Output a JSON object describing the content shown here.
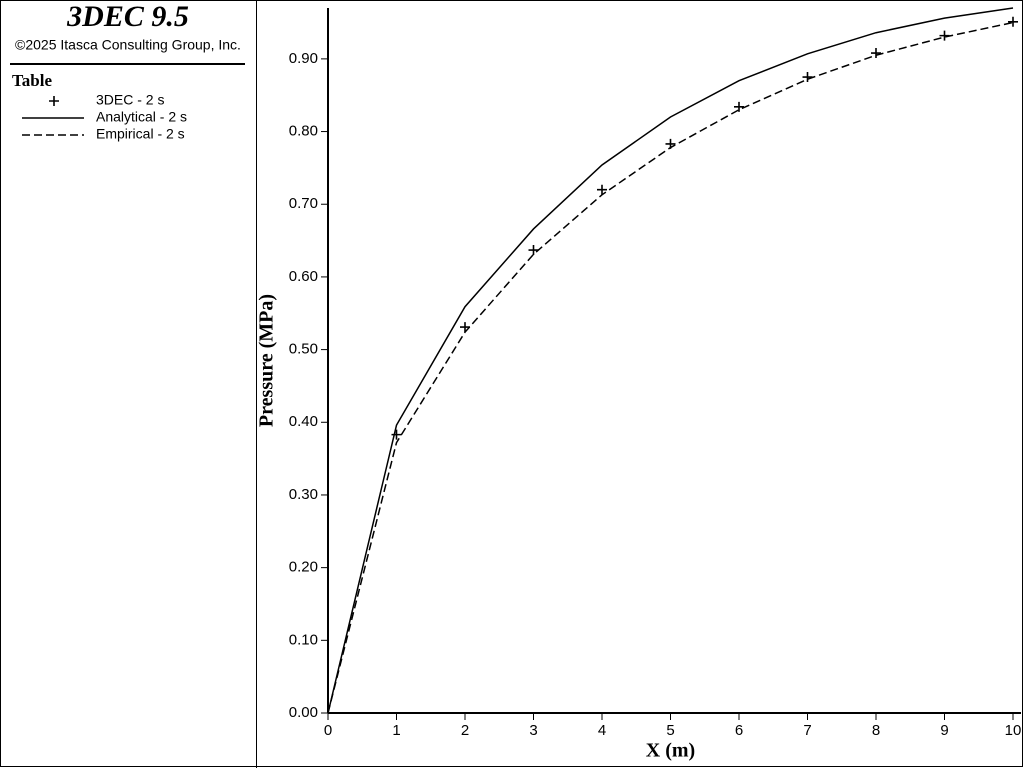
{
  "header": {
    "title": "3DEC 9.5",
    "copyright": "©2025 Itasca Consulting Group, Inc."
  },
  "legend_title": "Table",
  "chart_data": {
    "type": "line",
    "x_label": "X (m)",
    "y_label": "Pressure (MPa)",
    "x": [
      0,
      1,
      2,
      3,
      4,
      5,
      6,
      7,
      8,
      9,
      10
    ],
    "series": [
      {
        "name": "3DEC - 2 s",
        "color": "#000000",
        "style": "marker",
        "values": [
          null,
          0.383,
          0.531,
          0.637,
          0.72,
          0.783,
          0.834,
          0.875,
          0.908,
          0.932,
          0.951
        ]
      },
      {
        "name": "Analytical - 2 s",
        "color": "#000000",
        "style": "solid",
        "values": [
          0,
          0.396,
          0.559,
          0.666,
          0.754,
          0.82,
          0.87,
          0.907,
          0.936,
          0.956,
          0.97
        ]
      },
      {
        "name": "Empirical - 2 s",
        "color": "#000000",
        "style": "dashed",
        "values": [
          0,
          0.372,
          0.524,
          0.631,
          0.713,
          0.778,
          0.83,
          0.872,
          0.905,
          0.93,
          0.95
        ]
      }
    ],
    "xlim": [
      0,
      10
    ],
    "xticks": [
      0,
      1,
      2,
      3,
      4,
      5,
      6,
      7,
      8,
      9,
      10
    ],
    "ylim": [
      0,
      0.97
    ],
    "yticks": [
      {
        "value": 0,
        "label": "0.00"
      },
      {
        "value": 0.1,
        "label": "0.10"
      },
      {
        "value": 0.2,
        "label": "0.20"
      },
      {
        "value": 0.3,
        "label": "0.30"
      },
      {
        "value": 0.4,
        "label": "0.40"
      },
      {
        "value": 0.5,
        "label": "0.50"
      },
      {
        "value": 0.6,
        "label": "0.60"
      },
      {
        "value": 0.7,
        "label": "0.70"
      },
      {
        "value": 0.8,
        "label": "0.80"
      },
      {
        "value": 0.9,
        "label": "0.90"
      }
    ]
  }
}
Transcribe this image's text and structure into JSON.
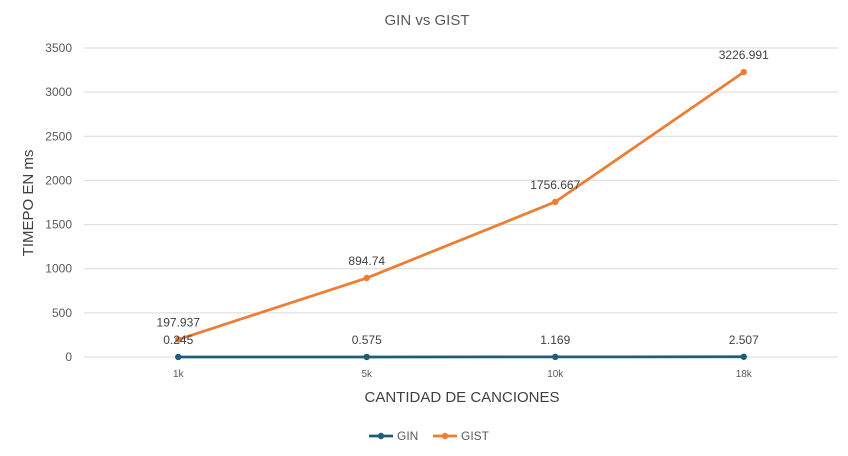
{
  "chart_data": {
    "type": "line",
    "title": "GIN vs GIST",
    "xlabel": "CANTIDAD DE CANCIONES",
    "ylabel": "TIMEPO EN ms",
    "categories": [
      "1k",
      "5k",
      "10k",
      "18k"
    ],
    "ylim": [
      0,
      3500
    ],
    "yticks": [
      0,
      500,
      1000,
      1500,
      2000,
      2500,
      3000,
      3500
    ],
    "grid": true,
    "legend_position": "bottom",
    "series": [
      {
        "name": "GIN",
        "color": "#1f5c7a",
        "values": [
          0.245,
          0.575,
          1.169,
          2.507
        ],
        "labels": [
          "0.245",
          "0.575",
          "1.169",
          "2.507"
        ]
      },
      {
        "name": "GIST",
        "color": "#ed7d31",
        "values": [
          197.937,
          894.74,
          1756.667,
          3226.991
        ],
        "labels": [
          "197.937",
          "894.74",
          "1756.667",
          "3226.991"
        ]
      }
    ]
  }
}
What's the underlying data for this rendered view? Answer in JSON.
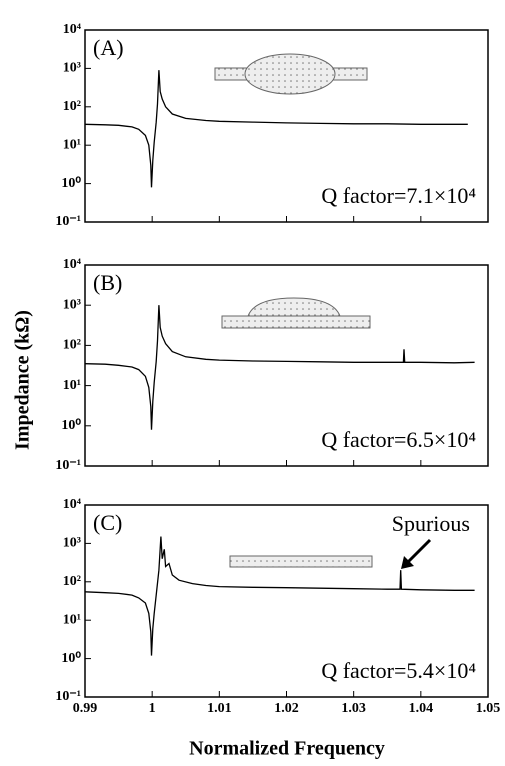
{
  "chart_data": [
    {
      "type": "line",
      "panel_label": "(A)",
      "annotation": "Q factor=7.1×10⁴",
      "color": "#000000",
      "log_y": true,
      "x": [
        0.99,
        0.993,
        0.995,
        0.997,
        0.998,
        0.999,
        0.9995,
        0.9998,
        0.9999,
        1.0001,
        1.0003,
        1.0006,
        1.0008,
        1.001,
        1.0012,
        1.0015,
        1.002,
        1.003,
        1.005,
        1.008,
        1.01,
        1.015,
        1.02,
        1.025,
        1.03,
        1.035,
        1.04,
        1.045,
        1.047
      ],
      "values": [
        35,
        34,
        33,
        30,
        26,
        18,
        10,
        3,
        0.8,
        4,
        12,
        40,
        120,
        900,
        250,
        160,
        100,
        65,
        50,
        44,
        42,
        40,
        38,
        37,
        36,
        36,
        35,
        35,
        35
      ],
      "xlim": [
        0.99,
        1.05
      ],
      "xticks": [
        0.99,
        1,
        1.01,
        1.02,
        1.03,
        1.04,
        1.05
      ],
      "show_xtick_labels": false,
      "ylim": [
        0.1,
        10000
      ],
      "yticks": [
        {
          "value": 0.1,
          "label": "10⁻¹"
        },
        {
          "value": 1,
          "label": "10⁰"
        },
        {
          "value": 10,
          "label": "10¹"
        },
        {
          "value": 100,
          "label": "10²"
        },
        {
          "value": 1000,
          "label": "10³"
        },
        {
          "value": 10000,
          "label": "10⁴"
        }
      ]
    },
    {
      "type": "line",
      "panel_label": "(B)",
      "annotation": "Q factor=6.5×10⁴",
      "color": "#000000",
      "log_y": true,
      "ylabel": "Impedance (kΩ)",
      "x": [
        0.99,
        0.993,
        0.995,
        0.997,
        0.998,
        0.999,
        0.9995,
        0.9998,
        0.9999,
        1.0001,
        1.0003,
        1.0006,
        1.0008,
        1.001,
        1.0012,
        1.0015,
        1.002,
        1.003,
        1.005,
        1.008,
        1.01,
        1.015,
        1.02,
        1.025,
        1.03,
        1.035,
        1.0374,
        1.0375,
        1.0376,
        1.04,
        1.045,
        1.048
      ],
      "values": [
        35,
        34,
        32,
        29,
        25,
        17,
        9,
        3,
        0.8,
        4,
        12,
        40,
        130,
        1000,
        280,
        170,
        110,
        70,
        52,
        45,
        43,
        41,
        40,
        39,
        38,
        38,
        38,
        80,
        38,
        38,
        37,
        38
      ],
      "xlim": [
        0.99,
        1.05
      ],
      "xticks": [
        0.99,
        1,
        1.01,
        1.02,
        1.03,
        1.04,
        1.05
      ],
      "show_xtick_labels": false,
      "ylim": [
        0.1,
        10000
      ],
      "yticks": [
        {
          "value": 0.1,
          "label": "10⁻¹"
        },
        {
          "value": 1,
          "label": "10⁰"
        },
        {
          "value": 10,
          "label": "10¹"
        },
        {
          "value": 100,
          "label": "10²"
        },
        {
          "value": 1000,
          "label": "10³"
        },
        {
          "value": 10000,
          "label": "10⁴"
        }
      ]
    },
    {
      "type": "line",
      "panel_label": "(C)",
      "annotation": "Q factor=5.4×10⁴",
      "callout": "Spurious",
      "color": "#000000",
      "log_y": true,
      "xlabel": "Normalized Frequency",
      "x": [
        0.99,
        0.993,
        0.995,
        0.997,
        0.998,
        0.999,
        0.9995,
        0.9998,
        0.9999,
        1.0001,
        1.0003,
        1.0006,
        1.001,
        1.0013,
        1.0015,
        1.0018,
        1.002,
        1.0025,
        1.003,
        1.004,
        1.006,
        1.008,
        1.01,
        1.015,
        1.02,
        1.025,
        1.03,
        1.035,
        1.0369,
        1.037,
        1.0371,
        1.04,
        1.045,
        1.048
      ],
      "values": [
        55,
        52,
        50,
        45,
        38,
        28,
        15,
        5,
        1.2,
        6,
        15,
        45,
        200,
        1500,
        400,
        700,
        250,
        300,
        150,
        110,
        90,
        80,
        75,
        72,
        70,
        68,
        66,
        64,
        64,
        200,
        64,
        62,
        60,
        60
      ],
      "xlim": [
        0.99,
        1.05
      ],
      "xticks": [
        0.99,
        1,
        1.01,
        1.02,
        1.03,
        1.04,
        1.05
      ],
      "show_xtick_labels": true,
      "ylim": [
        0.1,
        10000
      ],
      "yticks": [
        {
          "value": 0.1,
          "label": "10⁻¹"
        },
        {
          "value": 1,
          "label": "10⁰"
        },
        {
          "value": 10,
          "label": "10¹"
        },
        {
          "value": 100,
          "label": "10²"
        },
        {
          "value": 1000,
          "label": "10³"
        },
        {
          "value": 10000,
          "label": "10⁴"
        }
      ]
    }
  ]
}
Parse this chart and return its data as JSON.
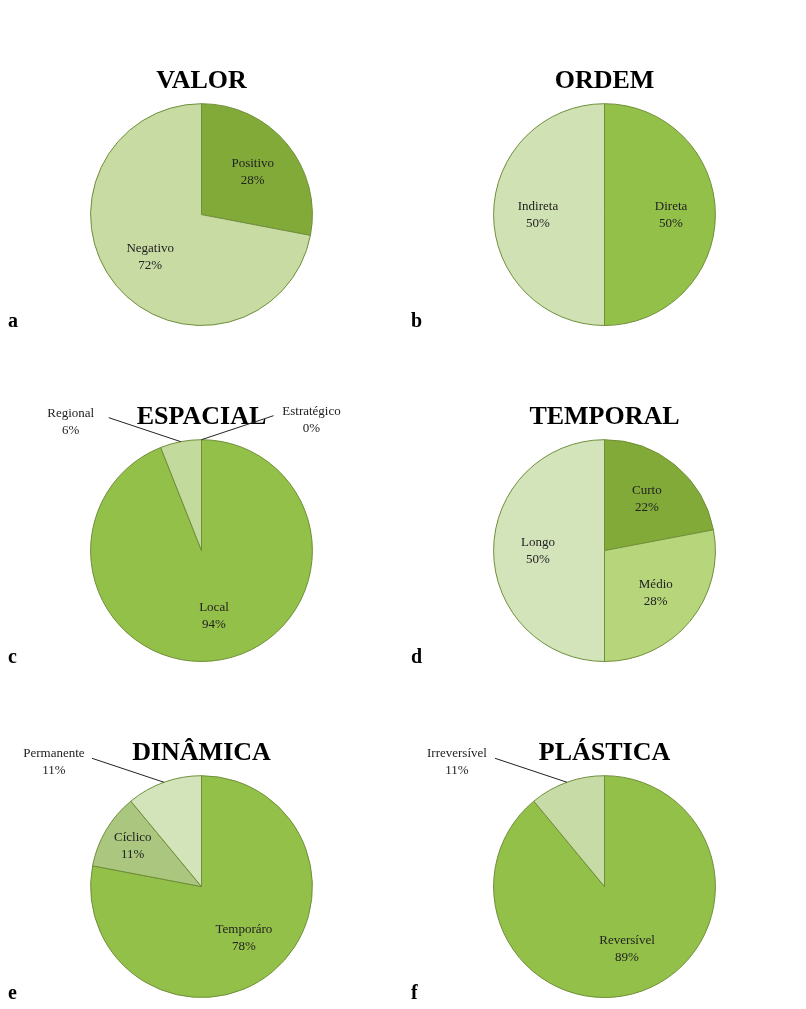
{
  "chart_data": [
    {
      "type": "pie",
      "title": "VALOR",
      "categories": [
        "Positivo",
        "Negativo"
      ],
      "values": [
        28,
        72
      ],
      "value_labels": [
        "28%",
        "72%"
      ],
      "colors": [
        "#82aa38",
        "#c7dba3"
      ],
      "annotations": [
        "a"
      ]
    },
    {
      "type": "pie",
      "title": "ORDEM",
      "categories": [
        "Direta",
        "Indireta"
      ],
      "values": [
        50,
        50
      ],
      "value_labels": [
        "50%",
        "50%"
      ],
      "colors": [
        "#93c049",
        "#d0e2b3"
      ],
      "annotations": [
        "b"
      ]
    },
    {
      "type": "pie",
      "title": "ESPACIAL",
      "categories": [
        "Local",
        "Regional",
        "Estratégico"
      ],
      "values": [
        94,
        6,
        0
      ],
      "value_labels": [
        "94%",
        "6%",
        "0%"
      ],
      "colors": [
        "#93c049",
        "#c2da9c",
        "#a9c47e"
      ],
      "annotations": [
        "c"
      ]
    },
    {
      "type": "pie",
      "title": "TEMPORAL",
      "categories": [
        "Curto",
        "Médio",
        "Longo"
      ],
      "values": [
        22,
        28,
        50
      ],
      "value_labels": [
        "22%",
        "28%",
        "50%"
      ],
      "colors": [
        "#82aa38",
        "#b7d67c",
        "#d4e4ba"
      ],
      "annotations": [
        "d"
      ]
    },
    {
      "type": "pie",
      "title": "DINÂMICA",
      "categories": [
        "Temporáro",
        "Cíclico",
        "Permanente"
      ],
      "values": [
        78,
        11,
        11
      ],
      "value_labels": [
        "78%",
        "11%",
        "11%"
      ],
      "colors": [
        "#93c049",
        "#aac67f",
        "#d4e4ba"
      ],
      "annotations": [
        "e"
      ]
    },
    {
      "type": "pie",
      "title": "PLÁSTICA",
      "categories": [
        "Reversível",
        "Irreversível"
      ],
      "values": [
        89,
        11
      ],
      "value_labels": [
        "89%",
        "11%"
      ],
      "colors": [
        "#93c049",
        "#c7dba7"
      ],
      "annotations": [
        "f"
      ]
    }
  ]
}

• **Task brief**
Only lines with the string "name" belong in your answer; copy each one.

• **Reply to the task**
        "name": "3DEC - 2 s",
        "name": "Analytical - 2 s",
        "name": "Empirical - 2 s",
        "name": "GIN",
        "name": "GIST",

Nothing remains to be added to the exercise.